== Dataset records ==
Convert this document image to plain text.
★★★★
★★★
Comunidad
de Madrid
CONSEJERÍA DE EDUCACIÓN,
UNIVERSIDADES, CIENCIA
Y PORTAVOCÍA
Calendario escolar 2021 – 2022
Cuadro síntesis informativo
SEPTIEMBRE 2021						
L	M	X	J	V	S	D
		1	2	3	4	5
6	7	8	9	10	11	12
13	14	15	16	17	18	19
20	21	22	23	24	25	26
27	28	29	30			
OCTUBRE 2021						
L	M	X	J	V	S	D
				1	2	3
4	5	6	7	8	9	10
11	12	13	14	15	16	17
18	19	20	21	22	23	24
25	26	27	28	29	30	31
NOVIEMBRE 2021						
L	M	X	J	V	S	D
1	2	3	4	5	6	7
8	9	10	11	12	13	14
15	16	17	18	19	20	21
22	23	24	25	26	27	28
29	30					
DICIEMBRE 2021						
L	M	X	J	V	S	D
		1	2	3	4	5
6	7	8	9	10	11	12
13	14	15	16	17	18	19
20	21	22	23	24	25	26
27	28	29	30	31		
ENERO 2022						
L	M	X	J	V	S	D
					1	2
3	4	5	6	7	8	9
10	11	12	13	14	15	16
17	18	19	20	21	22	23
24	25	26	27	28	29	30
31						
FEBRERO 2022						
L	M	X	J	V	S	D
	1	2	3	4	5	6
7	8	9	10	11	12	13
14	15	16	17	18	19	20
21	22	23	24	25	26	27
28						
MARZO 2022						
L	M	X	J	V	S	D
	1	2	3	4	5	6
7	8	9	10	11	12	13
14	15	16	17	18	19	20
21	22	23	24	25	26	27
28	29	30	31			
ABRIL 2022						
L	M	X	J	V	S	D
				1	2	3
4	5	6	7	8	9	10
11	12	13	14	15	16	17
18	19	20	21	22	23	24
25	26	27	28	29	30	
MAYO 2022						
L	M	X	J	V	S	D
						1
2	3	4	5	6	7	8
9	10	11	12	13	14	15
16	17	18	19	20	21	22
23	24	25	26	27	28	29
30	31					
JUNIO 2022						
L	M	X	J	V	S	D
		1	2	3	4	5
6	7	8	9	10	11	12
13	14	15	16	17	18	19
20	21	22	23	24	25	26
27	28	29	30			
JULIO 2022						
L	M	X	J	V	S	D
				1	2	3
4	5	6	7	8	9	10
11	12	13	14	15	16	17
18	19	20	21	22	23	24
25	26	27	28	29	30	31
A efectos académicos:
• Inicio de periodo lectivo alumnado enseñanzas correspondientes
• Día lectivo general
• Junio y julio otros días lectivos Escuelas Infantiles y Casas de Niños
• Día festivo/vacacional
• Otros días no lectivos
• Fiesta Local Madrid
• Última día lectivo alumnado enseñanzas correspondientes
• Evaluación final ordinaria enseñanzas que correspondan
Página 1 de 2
===
- Short exercise -
Set out every line from the material that contains the string "alumnado".

- Exercise result -
• Inicio de periodo lectivo alumnado enseñanzas correspondientes
• Última día lectivo alumnado enseñanzas correspondientes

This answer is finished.